Texas Tech University

Information for Faculty/Departmental Advisors

International Teaching Assistant Workshop Information

The workshop is designed to provide English training and classroom communication skills for ITA candidates, as well as evaluations of candidates' speaking and listening English proficiency.

ITA Performance Test

All international students with teaching assignments whose spoken English proficiency has not already been evaluated and approved by ITA training program staff are required to attend the workshop.

ITA Workshop Coordinator: Carla Burrus, CMLL Graduate Program Coordinator
carla.burrus@ttu.edu

Notification of ITA Training Program

Please e-mail all attending teaching assistant candidates information to Carla Burrus as soon as possible. Include student's e-mail address, phone number and contact information for their advisor.

If your student is newly arrived and will be residing on campus during the workshop, please include date and approximate time of arrival to campus in your e-mail to Carla Burrus. Please also list students as "Ms./Mr.", for housing purposes.

Screening caveats for all faculty members making decisions about English proficiency

The TOEFL total test score frequently does not include a spectrum score nor a listening sub-score and is therefore not a helpful indicator.

For admissions decisions at the departmental level, advisors should insist on students disclosing their subtest scores such as the speaking or listening subtests. On the TOEFL, speak subtest scores below 24 suggests the ITA candidate will need to spend a semester or more in ESL classes before they have sufficient English to teach.

• _Listed records_:
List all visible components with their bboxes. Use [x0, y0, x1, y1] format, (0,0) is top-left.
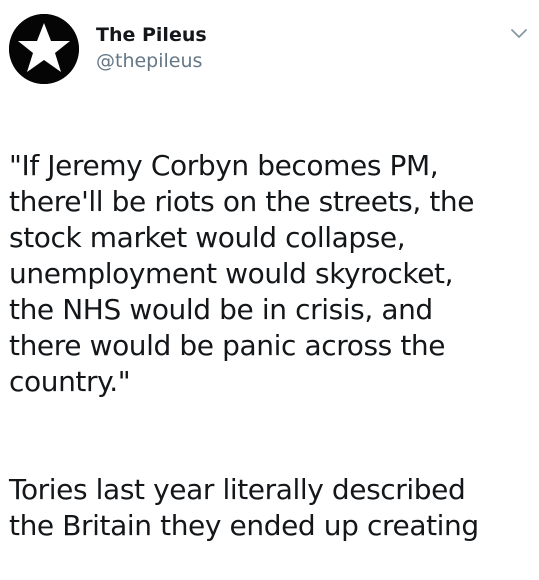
tweet-paragraph-comment: Tories last year literally described the…	[9, 473, 479, 542]
avatar[interactable]	[9, 14, 79, 84]
chevron-down-icon[interactable]	[507, 22, 531, 46]
tweet-header: The Pileus @thepileus	[9, 14, 529, 84]
user-handle[interactable]: @thepileus	[96, 48, 207, 74]
tweet-paragraph-quote: "If Jeremy Corbyn becomes PM, there'll b…	[9, 149, 475, 398]
tweet-card: The Pileus @thepileus "If Jeremy Corbyn …	[0, 0, 539, 580]
author-names: The Pileus @thepileus	[96, 22, 207, 74]
display-name[interactable]: The Pileus	[96, 22, 207, 48]
star-icon	[9, 14, 79, 84]
tweet-text: "If Jeremy Corbyn becomes PM, there'll b…	[9, 112, 537, 580]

• _Task details_:
Translate this sentence from the ITA workshop page into Spanish: "The workshop is designed to provide English training and classroom communication skills for ITA candidates, as well as evaluations of candidates' speaking and listening English proficiency." The rows are separate material and not part of the ITA workshop page.

• _Exercise result_:
El taller está diseñado para proporcionar formación en inglés y habilidades de comunicación en el aula a los candidatos a ITA, así como evaluaciones de su competencia oral y auditiva en inglés.